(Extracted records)
+++

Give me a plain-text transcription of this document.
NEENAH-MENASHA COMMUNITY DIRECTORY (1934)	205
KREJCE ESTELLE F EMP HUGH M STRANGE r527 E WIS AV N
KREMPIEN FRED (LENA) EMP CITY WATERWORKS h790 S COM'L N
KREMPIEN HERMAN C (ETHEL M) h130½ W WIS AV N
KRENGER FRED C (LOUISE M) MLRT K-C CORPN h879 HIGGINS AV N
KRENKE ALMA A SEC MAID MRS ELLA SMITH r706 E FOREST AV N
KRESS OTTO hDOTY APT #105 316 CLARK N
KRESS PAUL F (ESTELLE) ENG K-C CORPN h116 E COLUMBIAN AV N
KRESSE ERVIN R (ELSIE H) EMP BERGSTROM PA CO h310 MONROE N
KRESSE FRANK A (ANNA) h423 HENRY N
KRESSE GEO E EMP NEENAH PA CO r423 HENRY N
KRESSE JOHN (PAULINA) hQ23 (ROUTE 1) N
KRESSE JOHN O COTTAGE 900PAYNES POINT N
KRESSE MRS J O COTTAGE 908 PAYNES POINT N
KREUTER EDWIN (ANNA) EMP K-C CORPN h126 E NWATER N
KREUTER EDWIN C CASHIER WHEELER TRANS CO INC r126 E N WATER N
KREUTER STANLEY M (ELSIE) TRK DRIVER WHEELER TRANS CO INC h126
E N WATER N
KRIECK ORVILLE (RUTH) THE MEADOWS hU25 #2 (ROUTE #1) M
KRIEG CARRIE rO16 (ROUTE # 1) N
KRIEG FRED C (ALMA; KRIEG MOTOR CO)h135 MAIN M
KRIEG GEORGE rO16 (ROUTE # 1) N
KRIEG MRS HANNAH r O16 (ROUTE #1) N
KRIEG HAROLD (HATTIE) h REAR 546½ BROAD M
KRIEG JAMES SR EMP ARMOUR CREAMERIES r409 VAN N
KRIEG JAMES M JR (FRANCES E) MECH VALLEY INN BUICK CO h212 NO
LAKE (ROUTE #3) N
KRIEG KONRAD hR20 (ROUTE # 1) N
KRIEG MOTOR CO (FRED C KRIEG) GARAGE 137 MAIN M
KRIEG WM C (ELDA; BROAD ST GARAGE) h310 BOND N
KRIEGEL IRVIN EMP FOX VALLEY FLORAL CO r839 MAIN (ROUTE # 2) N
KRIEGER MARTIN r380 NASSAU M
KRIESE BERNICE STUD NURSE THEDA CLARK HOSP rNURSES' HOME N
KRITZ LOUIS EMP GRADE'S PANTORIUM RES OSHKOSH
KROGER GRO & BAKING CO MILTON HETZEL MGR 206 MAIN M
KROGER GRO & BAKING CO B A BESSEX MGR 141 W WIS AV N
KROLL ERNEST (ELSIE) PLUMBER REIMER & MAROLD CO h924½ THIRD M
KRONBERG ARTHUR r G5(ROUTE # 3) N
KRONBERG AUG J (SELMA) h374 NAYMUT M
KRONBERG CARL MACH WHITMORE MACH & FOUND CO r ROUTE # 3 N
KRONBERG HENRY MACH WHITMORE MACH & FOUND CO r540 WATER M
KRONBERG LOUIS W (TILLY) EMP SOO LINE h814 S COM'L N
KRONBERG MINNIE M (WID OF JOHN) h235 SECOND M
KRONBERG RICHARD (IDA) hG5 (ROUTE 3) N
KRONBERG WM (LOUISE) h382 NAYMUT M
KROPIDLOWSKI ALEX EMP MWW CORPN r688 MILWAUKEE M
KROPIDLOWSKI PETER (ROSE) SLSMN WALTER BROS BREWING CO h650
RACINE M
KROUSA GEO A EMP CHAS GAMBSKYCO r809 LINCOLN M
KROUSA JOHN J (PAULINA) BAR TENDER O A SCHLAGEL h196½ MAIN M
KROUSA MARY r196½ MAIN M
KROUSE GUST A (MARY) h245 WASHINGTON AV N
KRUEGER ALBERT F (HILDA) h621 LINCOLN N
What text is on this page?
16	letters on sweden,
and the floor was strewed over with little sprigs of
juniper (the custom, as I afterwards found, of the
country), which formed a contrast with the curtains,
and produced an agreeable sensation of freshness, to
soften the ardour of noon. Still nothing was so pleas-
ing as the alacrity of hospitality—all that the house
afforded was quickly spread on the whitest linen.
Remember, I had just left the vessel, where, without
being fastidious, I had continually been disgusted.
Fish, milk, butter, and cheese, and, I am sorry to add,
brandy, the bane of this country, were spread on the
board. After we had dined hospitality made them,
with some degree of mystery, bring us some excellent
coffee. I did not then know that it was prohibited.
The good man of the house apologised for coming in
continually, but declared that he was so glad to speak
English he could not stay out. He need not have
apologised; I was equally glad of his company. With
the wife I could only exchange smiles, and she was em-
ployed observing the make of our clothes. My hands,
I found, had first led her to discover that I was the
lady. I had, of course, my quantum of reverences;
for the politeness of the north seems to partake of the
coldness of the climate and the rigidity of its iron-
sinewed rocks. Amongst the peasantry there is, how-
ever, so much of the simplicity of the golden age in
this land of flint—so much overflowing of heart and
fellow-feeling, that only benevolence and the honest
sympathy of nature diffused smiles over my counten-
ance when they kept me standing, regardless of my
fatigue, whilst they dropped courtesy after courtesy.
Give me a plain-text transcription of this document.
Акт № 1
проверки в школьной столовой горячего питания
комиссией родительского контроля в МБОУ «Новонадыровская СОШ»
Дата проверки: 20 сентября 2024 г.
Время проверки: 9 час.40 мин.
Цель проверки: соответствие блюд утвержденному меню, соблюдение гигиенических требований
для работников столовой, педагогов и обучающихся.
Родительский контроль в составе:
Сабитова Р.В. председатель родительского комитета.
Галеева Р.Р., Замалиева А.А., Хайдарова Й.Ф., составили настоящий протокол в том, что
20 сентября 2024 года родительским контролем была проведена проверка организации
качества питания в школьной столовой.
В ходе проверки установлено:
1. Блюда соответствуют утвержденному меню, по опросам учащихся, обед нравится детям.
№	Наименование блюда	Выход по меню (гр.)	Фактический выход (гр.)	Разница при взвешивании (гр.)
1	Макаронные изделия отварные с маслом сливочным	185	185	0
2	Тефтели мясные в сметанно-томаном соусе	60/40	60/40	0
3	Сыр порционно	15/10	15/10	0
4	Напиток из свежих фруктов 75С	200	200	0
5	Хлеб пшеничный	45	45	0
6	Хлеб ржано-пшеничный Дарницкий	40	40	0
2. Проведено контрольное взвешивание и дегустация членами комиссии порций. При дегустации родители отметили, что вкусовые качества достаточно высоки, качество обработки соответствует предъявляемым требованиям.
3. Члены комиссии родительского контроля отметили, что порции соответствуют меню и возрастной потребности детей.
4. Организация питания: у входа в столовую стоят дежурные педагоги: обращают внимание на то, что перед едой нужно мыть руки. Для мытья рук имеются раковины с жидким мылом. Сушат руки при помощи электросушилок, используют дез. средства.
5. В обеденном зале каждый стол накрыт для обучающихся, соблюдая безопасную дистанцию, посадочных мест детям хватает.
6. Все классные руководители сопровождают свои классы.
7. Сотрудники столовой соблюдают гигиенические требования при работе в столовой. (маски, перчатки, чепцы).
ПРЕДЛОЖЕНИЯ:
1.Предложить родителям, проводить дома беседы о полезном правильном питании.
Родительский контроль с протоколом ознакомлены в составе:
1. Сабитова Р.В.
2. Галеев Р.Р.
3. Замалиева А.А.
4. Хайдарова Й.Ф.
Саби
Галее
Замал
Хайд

+++

→ Work required
Every entry above should be retyped exactly as shown.

→ Solution to this problem
Give me a plain-text transcription of this document.
NEENAH-MENASHA COMMUNITY DIRECTORY (1934)	205
KREJCE ESTELLE F EMP HUGH M STRANGE r527 E WIS AV N
KREMPIEN FRED (LENA) EMP CITY WATERWORKS h790 S COM'L N
KREMPIEN HERMAN C (ETHEL M) h130½ W WIS AV N
KRENGER FRED C (LOUISE M) MLRT K-C CORPN h879 HIGGINS AV N
KRENKE ALMA A SEC MAID MRS ELLA SMITH r706 E FOREST AV N
KRESS OTTO hDOTY APT #105 316 CLARK N
KRESS PAUL F (ESTELLE) ENG K-C CORPN h116 E COLUMBIAN AV N
KRESSE ERVIN R (ELSIE H) EMP BERGSTROM PA CO h310 MONROE N
KRESSE FRANK A (ANNA) h423 HENRY N
KRESSE GEO E EMP NEENAH PA CO r423 HENRY N
KRESSE JOHN (PAULINA) hQ23 (ROUTE 1) N
KRESSE JOHN O COTTAGE 900PAYNES POINT N
KRESSE MRS J O COTTAGE 908 PAYNES POINT N
KREUTER EDWIN (ANNA) EMP K-C CORPN h126 E NWATER N
KREUTER EDWIN C CASHIER WHEELER TRANS CO INC r126 E N WATER N
KREUTER STANLEY M (ELSIE) TRK DRIVER WHEELER TRANS CO INC h126
E N WATER N
KRIECK ORVILLE (RUTH) THE MEADOWS hU25 #2 (ROUTE #1) M
KRIEG CARRIE rO16 (ROUTE # 1) N
KRIEG FRED C (ALMA; KRIEG MOTOR CO)h135 MAIN M
KRIEG GEORGE rO16 (ROUTE # 1) N
KRIEG MRS HANNAH r O16 (ROUTE #1) N
KRIEG HAROLD (HATTIE) h REAR 546½ BROAD M
KRIEG JAMES SR EMP ARMOUR CREAMERIES r409 VAN N
KRIEG JAMES M JR (FRANCES E) MECH VALLEY INN BUICK CO h212 NO
LAKE (ROUTE #3) N
KRIEG KONRAD hR20 (ROUTE # 1) N
KRIEG MOTOR CO (FRED C KRIEG) GARAGE 137 MAIN M
KRIEG WM C (ELDA; BROAD ST GARAGE) h310 BOND N
KRIEGEL IRVIN EMP FOX VALLEY FLORAL CO r839 MAIN (ROUTE # 2) N
KRIEGER MARTIN r380 NASSAU M
KRIESE BERNICE STUD NURSE THEDA CLARK HOSP rNURSES' HOME N
KRITZ LOUIS EMP GRADE'S PANTORIUM RES OSHKOSH
KROGER GRO & BAKING CO MILTON HETZEL MGR 206 MAIN M
KROGER GRO & BAKING CO B A BESSEX MGR 141 W WIS AV N
KROLL ERNEST (ELSIE) PLUMBER REIMER & MAROLD CO h924½ THIRD M
KRONBERG ARTHUR r G5(ROUTE # 3) N
KRONBERG AUG J (SELMA) h374 NAYMUT M
KRONBERG CARL MACH WHITMORE MACH & FOUND CO r ROUTE # 3 N
KRONBERG HENRY MACH WHITMORE MACH & FOUND CO r540 WATER M
KRONBERG LOUIS W (TILLY) EMP SOO LINE h814 S COM'L N
KRONBERG MINNIE M (WID OF JOHN) h235 SECOND M
KRONBERG RICHARD (IDA) hG5 (ROUTE 3) N
KRONBERG WM (LOUISE) h382 NAYMUT M
KROPIDLOWSKI ALEX EMP MWW CORPN r688 MILWAUKEE M
KROPIDLOWSKI PETER (ROSE) SLSMN WALTER BROS BREWING CO h650
RACINE M
KROUSA GEO A EMP CHAS GAMBSKYCO r809 LINCOLN M
KROUSA JOHN J (PAULINA) BAR TENDER O A SCHLAGEL h196½ MAIN M
KROUSA MARY r196½ MAIN M
KROUSE GUST A (MARY) h245 WASHINGTON AV N
KRUEGER ALBERT F (HILDA) h621 LINCOLN N
What text is on this page?
16	letters on sweden,
and the floor was strewed over with little sprigs of
juniper (the custom, as I afterwards found, of the
country), which formed a contrast with the curtains,
and produced an agreeable sensation of freshness, to
soften the ardour of noon. Still nothing was so pleas-
ing as the alacrity of hospitality—all that the house
afforded was quickly spread on the whitest linen.
Remember, I had just left the vessel, where, without
being fastidious, I had continually been disgusted.
Fish, milk, butter, and cheese, and, I am sorry to add,
brandy, the bane of this country, were spread on the
board. After we had dined hospitality made them,
with some degree of mystery, bring us some excellent
coffee. I did not then know that it was prohibited.
The good man of the house apologised for coming in
continually, but declared that he was so glad to speak
English he could not stay out. He need not have
apologised; I was equally glad of his company. With
the wife I could only exchange smiles, and she was em-
ployed observing the make of our clothes. My hands,
I found, had first led her to discover that I was the
lady. I had, of course, my quantum of reverences;
for the politeness of the north seems to partake of the
coldness of the climate and the rigidity of its iron-
sinewed rocks. Amongst the peasantry there is, how-
ever, so much of the simplicity of the golden age in
this land of flint—so much overflowing of heart and
fellow-feeling, that only benevolence and the honest
sympathy of nature diffused smiles over my counten-
ance when they kept me standing, regardless of my
fatigue, whilst they dropped courtesy after courtesy.
Give me a plain-text transcription of this document.
Акт № 1
проверки в школьной столовой горячего питания
комиссией родительского контроля в МБОУ «Новонадыровская СОШ»
Дата проверки: 20 сентября 2024 г.
Время проверки: 9 час.40 мин.
Цель проверки: соответствие блюд утвержденному меню, соблюдение гигиенических требований
для работников столовой, педагогов и обучающихся.
Родительский контроль в составе:
Сабитова Р.В. председатель родительского комитета.
Галеева Р.Р., Замалиева А.А., Хайдарова Й.Ф., составили настоящий протокол в том, что
20 сентября 2024 года родительским контролем была проведена проверка организации
качества питания в школьной столовой.
В ходе проверки установлено:
1. Блюда соответствуют утвержденному меню, по опросам учащихся, обед нравится детям.
№	Наименование блюда	Выход по меню (гр.)	Фактический выход (гр.)	Разница при взвешивании (гр.)
1	Макаронные изделия отварные с маслом сливочным	185	185	0
2	Тефтели мясные в сметанно-томаном соусе	60/40	60/40	0
3	Сыр порционно	15/10	15/10	0
4	Напиток из свежих фруктов 75С	200	200	0
5	Хлеб пшеничный	45	45	0
6	Хлеб ржано-пшеничный Дарницкий	40	40	0
2. Проведено контрольное взвешивание и дегустация членами комиссии порций. При дегустации родители отметили, что вкусовые качества достаточно высоки, качество обработки соответствует предъявляемым требованиям.
3. Члены комиссии родительского контроля отметили, что порции соответствуют меню и возрастной потребности детей.
4. Организация питания: у входа в столовую стоят дежурные педагоги: обращают внимание на то, что перед едой нужно мыть руки. Для мытья рук имеются раковины с жидким мылом. Сушат руки при помощи электросушилок, используют дез. средства.
5. В обеденном зале каждый стол накрыт для обучающихся, соблюдая безопасную дистанцию, посадочных мест детям хватает.
6. Все классные руководители сопровождают свои классы.
7. Сотрудники столовой соблюдают гигиенические требования при работе в столовой. (маски, перчатки, чепцы).
ПРЕДЛОЖЕНИЯ:
1.Предложить родителям, проводить дома беседы о полезном правильном питании.
Родительский контроль с протоколом ознакомлены в составе:
1. Сабитова Р.В.
2. Галеев Р.Р.
3. Замалиева А.А.
4. Хайдарова Й.Ф.
Саби
Галее
Замал
Хайд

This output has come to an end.